EXERCISE INSTRUCTIONS: Make an exact copy of all the records.
____________________
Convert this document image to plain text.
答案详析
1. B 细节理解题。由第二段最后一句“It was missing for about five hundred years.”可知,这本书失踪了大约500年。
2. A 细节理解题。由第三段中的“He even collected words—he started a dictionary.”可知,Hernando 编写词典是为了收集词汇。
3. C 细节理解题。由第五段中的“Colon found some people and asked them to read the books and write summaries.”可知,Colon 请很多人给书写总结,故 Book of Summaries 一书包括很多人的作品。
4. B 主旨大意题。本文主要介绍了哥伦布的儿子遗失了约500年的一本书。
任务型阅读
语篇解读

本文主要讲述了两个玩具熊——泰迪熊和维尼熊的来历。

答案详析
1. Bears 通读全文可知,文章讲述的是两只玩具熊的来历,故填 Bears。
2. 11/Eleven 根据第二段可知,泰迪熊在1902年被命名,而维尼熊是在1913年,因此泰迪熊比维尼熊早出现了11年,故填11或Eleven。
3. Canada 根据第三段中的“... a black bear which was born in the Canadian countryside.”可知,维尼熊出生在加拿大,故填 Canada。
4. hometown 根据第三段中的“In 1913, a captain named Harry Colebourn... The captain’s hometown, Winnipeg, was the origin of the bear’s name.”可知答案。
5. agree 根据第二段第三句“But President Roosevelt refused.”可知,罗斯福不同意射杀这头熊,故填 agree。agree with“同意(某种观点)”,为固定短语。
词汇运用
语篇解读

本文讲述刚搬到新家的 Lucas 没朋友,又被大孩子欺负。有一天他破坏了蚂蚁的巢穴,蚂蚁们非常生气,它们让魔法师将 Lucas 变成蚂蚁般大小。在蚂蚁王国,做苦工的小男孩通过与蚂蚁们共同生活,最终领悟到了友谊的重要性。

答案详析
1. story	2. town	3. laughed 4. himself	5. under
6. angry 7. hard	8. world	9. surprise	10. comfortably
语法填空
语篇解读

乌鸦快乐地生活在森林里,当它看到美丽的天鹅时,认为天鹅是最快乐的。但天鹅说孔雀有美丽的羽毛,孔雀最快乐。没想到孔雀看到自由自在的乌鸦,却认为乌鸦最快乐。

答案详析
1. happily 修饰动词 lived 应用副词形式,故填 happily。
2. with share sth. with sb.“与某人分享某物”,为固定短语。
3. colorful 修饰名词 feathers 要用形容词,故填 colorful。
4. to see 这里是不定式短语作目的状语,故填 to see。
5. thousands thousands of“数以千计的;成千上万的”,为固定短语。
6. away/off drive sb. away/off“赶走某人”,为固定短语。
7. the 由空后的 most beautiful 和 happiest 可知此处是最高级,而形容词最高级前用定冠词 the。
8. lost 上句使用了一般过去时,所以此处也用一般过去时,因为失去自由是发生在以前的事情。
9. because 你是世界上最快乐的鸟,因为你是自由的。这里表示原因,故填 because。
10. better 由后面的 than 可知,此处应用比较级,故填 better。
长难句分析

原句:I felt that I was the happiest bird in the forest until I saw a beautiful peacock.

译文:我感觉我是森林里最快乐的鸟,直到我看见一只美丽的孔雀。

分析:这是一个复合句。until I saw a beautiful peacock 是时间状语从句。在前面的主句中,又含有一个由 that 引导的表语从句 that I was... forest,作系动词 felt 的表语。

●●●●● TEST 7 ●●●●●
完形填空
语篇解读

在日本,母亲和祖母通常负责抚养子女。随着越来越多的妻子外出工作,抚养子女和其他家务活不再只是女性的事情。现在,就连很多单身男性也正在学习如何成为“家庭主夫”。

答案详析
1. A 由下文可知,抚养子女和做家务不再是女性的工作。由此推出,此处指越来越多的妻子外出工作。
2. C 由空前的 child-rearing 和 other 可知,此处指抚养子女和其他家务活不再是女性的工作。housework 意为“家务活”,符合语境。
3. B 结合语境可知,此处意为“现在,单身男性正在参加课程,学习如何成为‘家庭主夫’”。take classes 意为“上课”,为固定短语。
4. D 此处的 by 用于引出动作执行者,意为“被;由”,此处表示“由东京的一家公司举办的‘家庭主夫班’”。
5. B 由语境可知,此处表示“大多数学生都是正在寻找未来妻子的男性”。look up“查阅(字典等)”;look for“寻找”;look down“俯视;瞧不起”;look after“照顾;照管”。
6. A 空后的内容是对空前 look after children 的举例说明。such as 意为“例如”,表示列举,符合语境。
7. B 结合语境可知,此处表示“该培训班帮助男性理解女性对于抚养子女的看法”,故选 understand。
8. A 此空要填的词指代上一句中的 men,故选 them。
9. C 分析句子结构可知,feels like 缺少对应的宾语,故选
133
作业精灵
____________________
OUTPUT:
Convert this document image to plain text.
答案详析
1. B 细节理解题。由第二段最后一句“It was missing for about five hundred years.”可知,这本书失踪了大约500年。
2. A 细节理解题。由第三段中的“He even collected words—he started a dictionary.”可知,Hernando 编写词典是为了收集词汇。
3. C 细节理解题。由第五段中的“Colon found some people and asked them to read the books and write summaries.”可知,Colon 请很多人给书写总结,故 Book of Summaries 一书包括很多人的作品。
4. B 主旨大意题。本文主要介绍了哥伦布的儿子遗失了约500年的一本书。
任务型阅读
语篇解读

本文主要讲述了两个玩具熊——泰迪熊和维尼熊的来历。

答案详析
1. Bears 通读全文可知,文章讲述的是两只玩具熊的来历,故填 Bears。
2. 11/Eleven 根据第二段可知,泰迪熊在1902年被命名,而维尼熊是在1913年,因此泰迪熊比维尼熊早出现了11年,故填11或Eleven。
3. Canada 根据第三段中的“... a black bear which was born in the Canadian countryside.”可知,维尼熊出生在加拿大,故填 Canada。
4. hometown 根据第三段中的“In 1913, a captain named Harry Colebourn... The captain’s hometown, Winnipeg, was the origin of the bear’s name.”可知答案。
5. agree 根据第二段第三句“But President Roosevelt refused.”可知,罗斯福不同意射杀这头熊,故填 agree。agree with“同意(某种观点)”,为固定短语。
词汇运用
语篇解读

本文讲述刚搬到新家的 Lucas 没朋友,又被大孩子欺负。有一天他破坏了蚂蚁的巢穴,蚂蚁们非常生气,它们让魔法师将 Lucas 变成蚂蚁般大小。在蚂蚁王国,做苦工的小男孩通过与蚂蚁们共同生活,最终领悟到了友谊的重要性。

答案详析
1. story	2. town	3. laughed 4. himself	5. under
6. angry 7. hard	8. world	9. surprise	10. comfortably
语法填空
语篇解读

乌鸦快乐地生活在森林里,当它看到美丽的天鹅时,认为天鹅是最快乐的。但天鹅说孔雀有美丽的羽毛,孔雀最快乐。没想到孔雀看到自由自在的乌鸦,却认为乌鸦最快乐。

答案详析
1. happily 修饰动词 lived 应用副词形式,故填 happily。
2. with share sth. with sb.“与某人分享某物”,为固定短语。
3. colorful 修饰名词 feathers 要用形容词,故填 colorful。
4. to see 这里是不定式短语作目的状语,故填 to see。
5. thousands thousands of“数以千计的;成千上万的”,为固定短语。
6. away/off drive sb. away/off“赶走某人”,为固定短语。
7. the 由空后的 most beautiful 和 happiest 可知此处是最高级,而形容词最高级前用定冠词 the。
8. lost 上句使用了一般过去时,所以此处也用一般过去时,因为失去自由是发生在以前的事情。
9. because 你是世界上最快乐的鸟,因为你是自由的。这里表示原因,故填 because。
10. better 由后面的 than 可知,此处应用比较级,故填 better。
长难句分析

原句:I felt that I was the happiest bird in the forest until I saw a beautiful peacock.

译文:我感觉我是森林里最快乐的鸟,直到我看见一只美丽的孔雀。

分析:这是一个复合句。until I saw a beautiful peacock 是时间状语从句。在前面的主句中,又含有一个由 that 引导的表语从句 that I was... forest,作系动词 felt 的表语。

●●●●● TEST 7 ●●●●●
完形填空
语篇解读

在日本,母亲和祖母通常负责抚养子女。随着越来越多的妻子外出工作,抚养子女和其他家务活不再只是女性的事情。现在,就连很多单身男性也正在学习如何成为“家庭主夫”。

答案详析
1. A 由下文可知,抚养子女和做家务不再是女性的工作。由此推出,此处指越来越多的妻子外出工作。
2. C 由空前的 child-rearing 和 other 可知,此处指抚养子女和其他家务活不再是女性的工作。housework 意为“家务活”,符合语境。
3. B 结合语境可知,此处意为“现在,单身男性正在参加课程,学习如何成为‘家庭主夫’”。take classes 意为“上课”,为固定短语。
4. D 此处的 by 用于引出动作执行者,意为“被;由”,此处表示“由东京的一家公司举办的‘家庭主夫班’”。
5. B 由语境可知,此处表示“大多数学生都是正在寻找未来妻子的男性”。look up“查阅(字典等)”;look for“寻找”;look down“俯视;瞧不起”;look after“照顾;照管”。
6. A 空后的内容是对空前 look after children 的举例说明。such as 意为“例如”,表示列举,符合语境。
7. B 结合语境可知,此处表示“该培训班帮助男性理解女性对于抚养子女的看法”,故选 understand。
8. A 此空要填的词指代上一句中的 men,故选 them。
9. C 分析句子结构可知,feels like 缺少对应的宾语,故选
133
作业精灵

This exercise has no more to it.